A run of records:
════════

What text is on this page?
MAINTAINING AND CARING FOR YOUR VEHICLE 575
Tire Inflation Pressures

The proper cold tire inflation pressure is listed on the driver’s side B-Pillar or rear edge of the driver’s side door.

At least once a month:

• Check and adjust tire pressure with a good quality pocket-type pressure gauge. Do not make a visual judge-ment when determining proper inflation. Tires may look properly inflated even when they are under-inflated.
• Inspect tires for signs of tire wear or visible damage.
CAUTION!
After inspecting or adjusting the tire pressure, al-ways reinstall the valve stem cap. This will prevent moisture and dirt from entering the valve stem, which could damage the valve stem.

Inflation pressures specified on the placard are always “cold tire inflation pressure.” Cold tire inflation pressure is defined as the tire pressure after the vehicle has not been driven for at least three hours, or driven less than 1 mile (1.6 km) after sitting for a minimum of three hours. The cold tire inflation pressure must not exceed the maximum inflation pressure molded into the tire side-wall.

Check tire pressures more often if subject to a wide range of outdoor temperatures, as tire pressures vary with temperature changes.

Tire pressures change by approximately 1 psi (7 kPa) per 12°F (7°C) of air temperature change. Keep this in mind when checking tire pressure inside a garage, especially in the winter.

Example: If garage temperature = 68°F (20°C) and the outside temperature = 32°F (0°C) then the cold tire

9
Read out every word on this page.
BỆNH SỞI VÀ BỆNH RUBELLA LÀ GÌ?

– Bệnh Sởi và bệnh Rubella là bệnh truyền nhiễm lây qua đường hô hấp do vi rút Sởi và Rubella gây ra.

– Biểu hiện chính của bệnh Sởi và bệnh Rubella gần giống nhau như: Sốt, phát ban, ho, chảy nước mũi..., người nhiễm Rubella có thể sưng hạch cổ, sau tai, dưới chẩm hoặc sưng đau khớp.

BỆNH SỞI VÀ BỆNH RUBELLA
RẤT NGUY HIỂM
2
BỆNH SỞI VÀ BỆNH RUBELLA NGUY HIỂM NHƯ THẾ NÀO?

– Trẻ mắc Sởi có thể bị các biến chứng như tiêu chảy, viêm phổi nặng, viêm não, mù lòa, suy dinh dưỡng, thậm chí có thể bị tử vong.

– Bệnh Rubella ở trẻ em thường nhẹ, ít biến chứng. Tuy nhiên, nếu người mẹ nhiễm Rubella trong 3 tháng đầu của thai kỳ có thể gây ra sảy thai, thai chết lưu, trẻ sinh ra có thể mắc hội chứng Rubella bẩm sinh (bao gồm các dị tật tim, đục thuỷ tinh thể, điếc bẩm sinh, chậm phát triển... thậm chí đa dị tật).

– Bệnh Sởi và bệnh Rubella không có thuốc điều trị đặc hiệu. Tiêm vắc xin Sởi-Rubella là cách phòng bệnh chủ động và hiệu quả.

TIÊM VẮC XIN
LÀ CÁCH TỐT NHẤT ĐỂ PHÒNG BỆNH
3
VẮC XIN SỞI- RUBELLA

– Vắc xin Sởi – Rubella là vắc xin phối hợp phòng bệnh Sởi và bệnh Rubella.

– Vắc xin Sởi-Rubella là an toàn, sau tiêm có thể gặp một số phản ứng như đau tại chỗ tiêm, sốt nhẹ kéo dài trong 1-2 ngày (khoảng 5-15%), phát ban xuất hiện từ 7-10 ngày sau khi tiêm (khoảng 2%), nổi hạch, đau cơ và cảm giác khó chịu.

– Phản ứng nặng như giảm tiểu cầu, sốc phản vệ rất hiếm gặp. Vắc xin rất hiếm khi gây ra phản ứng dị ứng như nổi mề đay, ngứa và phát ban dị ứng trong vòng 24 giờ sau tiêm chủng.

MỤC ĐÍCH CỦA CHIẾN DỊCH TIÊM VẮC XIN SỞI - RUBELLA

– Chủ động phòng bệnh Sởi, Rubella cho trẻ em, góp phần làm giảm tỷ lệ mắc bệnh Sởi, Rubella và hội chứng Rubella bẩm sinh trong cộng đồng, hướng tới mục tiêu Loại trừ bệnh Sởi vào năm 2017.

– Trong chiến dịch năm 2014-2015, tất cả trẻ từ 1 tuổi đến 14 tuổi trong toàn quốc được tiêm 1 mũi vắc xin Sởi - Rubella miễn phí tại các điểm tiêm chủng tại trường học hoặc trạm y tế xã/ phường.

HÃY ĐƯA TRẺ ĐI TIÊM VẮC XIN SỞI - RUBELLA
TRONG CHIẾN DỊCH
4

════════

*WHAT TO PRODUCE:* Say how many lines above hold the word "hiện", giving only the count.

*ANSWER FOR THIS EXERCISE:* 2